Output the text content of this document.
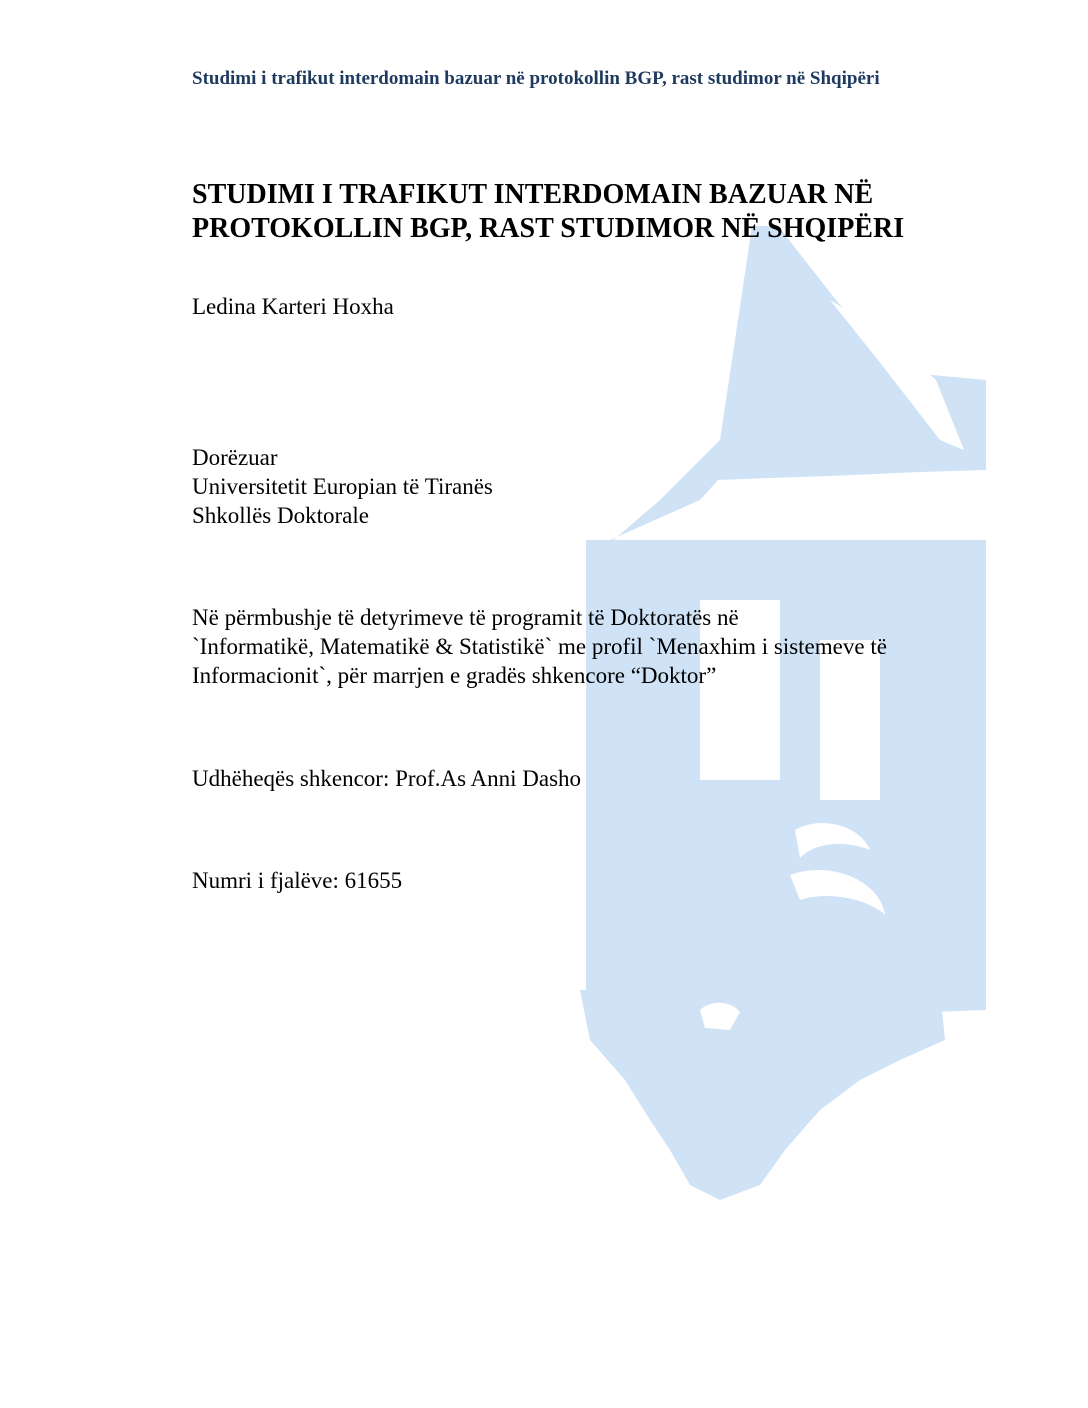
Studimi i trafikut interdomain bazuar në protokollin BGP, rast studimor në Shqipëri
STUDIMI I TRAFIKUT INTERDOMAIN BAZUAR NË
PROTOKOLLIN BGP, RAST STUDIMOR NË SHQIPËRI
Ledina Karteri Hoxha
Dorëzuar
Universitetit Europian të Tiranës
Shkollës Doktorale
Në përmbushje të detyrimeve të programit të Doktoratës në
`Informatikë, Matematikë & Statistikë` me profil `Menaxhim i sistemeve të
Informacionit`, për marrjen e gradës shkencore “Doktor”
Udhëheqës shkencor: Prof.As Anni Dasho
Numri i fjalëve: 61655
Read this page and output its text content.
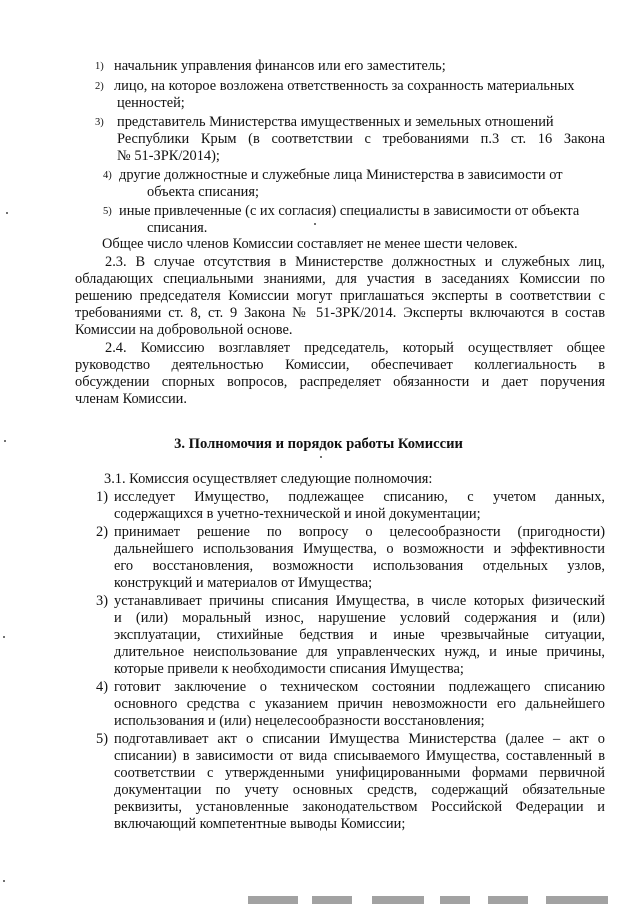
1) начальник управления финансов или его заместитель;
2) лицо, на которое возложена ответственность за сохранность материальных
ценностей;
3) представитель Министерства имущественных и земельных отношений
Республики Крым (в соответствии с требованиями п.3 ст. 16 Закона
№ 51-ЗРК/2014);
4) другие должностные и служебные лица Министерства в зависимости от
объекта списания;
5) иные привлеченные (с их согласия) специалисты в зависимости от объекта
списания.
Общее число членов Комиссии составляет не менее шести человек.
2.3. В случае отсутствия в Министерстве должностных и служебных лиц,
обладающих специальными знаниями, для участия в заседаниях Комиссии по
решению председателя Комиссии могут приглашаться эксперты в соответствии с
требованиями ст. 8, ст. 9 Закона № 51-ЗРК/2014. Эксперты включаются в состав
Комиссии на добровольной основе.
2.4. Комиссию возглавляет председатель, который осуществляет общее
руководство деятельностью Комиссии, обеспечивает коллегиальность в
обсуждении спорных вопросов, распределяет обязанности и дает поручения
членам Комиссии.
3. Полномочия и порядок работы Комиссии
3.1. Комиссия осуществляет следующие полномочия:
1) исследует Имущество, подлежащее списанию, с учетом данных,
содержащихся в учетно-технической и иной документации;
2) принимает решение по вопросу о целесообразности (пригодности)
дальнейшего использования Имущества, о возможности и эффективности
его восстановления, возможности использования отдельных узлов,
конструкций и материалов от Имущества;
3) устанавливает причины списания Имущества, в числе которых физический
и (или) моральный износ, нарушение условий содержания и (или)
эксплуатации, стихийные бедствия и иные чрезвычайные ситуации,
длительное неиспользование для управленческих нужд, и иные причины,
которые привели к необходимости списания Имущества;
4) готовит заключение о техническом состоянии подлежащего списанию
основного средства с указанием причин невозможности его дальнейшего
использования и (или) нецелесообразности восстановления;
5) подготавливает акт о списании Имущества Министерства (далее – акт о
списании) в зависимости от вида списываемого Имущества, составленный в
соответствии с утвержденными унифицированными формами первичной
документации по учету основных средств, содержащий обязательные
реквизиты, установленные законодательством Российской Федерации и
включающий компетентные выводы Комиссии;
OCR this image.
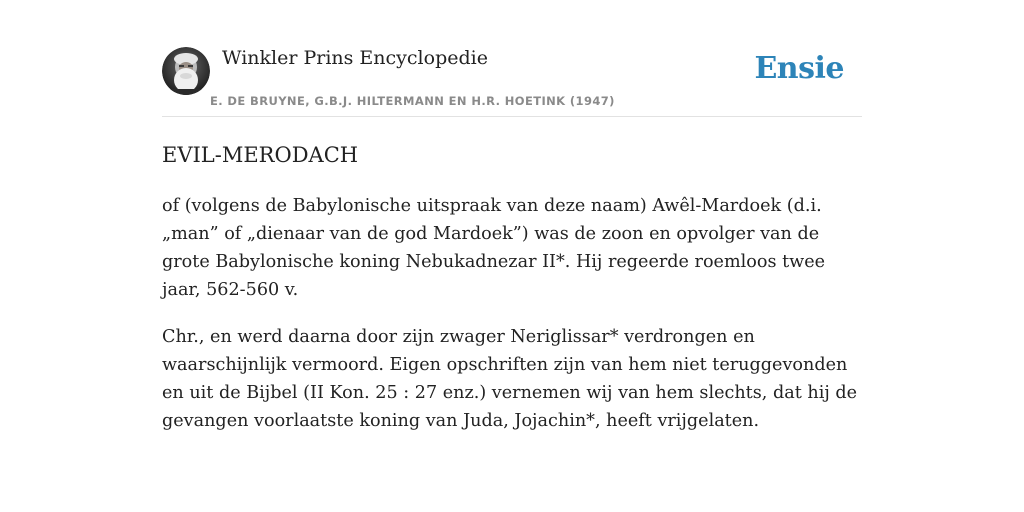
Winkler Prins Encyclopedie
E. DE BRUYNE, G.B.J. HILTERMANN EN H.R. HOETINK (1947)
Ensie
EVIL-MERODACH

of (volgens de Babylonische uitspraak van deze naam) Awêl-Mardoek (d.i. „man” of „dienaar van de god Mardoek”) was de zoon en opvolger van de grote Babylonische koning Nebukadnezar II*. Hij regeerde roemloos twee jaar, 562-560 v.

Chr., en werd daarna door zijn zwager Neriglissar* verdrongen en waarschijnlijk vermoord. Eigen opschriften zijn van hem niet teruggevonden en uit de Bijbel (II Kon. 25 : 27 enz.) vernemen wij van hem slechts, dat hij de gevangen voorlaatste koning van Juda, Jojachin*, heeft vrijgelaten.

Exercise aim: Quote the material word for word, dropping any images it holds.

Full output:
Output the text content of this document.
Studimi i trafikut interdomain bazuar në protokollin BGP, rast studimor në Shqipëri
STUDIMI I TRAFIKUT INTERDOMAIN BAZUAR NË
PROTOKOLLIN BGP, RAST STUDIMOR NË SHQIPËRI
Ledina Karteri Hoxha
Dorëzuar
Universitetit Europian të Tiranës
Shkollës Doktorale
Në përmbushje të detyrimeve të programit të Doktoratës në
`Informatikë, Matematikë & Statistikë` me profil `Menaxhim i sistemeve të
Informacionit`, për marrjen e gradës shkencore “Doktor”
Udhëheqës shkencor: Prof.As Anni Dasho
Numri i fjalëve: 61655
Read this page and output its text content.
1) начальник управления финансов или его заместитель;
2) лицо, на которое возложена ответственность за сохранность материальных
ценностей;
3) представитель Министерства имущественных и земельных отношений
Республики Крым (в соответствии с требованиями п.3 ст. 16 Закона
№ 51-ЗРК/2014);
4) другие должностные и служебные лица Министерства в зависимости от
объекта списания;
5) иные привлеченные (с их согласия) специалисты в зависимости от объекта
списания.
Общее число членов Комиссии составляет не менее шести человек.
2.3. В случае отсутствия в Министерстве должностных и служебных лиц,
обладающих специальными знаниями, для участия в заседаниях Комиссии по
решению председателя Комиссии могут приглашаться эксперты в соответствии с
требованиями ст. 8, ст. 9 Закона № 51-ЗРК/2014. Эксперты включаются в состав
Комиссии на добровольной основе.
2.4. Комиссию возглавляет председатель, который осуществляет общее
руководство деятельностью Комиссии, обеспечивает коллегиальность в
обсуждении спорных вопросов, распределяет обязанности и дает поручения
членам Комиссии.
3. Полномочия и порядок работы Комиссии
3.1. Комиссия осуществляет следующие полномочия:
1) исследует Имущество, подлежащее списанию, с учетом данных,
содержащихся в учетно-технической и иной документации;
2) принимает решение по вопросу о целесообразности (пригодности)
дальнейшего использования Имущества, о возможности и эффективности
его восстановления, возможности использования отдельных узлов,
конструкций и материалов от Имущества;
3) устанавливает причины списания Имущества, в числе которых физический
и (или) моральный износ, нарушение условий содержания и (или)
эксплуатации, стихийные бедствия и иные чрезвычайные ситуации,
длительное неиспользование для управленческих нужд, и иные причины,
которые привели к необходимости списания Имущества;
4) готовит заключение о техническом состоянии подлежащего списанию
основного средства с указанием причин невозможности его дальнейшего
использования и (или) нецелесообразности восстановления;
5) подготавливает акт о списании Имущества Министерства (далее – акт о
списании) в зависимости от вида списываемого Имущества, составленный в
соответствии с утвержденными унифицированными формами первичной
документации по учету основных средств, содержащий обязательные
реквизиты, установленные законодательством Российской Федерации и
включающий компетентные выводы Комиссии;
OCR this image.
Winkler Prins Encyclopedie
E. DE BRUYNE, G.B.J. HILTERMANN EN H.R. HOETINK (1947)
Ensie
EVIL-MERODACH

of (volgens de Babylonische uitspraak van deze naam) Awêl-Mardoek (d.i. „man” of „dienaar van de god Mardoek”) was de zoon en opvolger van de grote Babylonische koning Nebukadnezar II*. Hij regeerde roemloos twee jaar, 562-560 v.

Chr., en werd daarna door zijn zwager Neriglissar* verdrongen en waarschijnlijk vermoord. Eigen opschriften zijn van hem niet teruggevonden en uit de Bijbel (II Kon. 25 : 27 enz.) vernemen wij van hem slechts, dat hij de gevangen voorlaatste koning van Juda, Jojachin*, heeft vrijgelaten.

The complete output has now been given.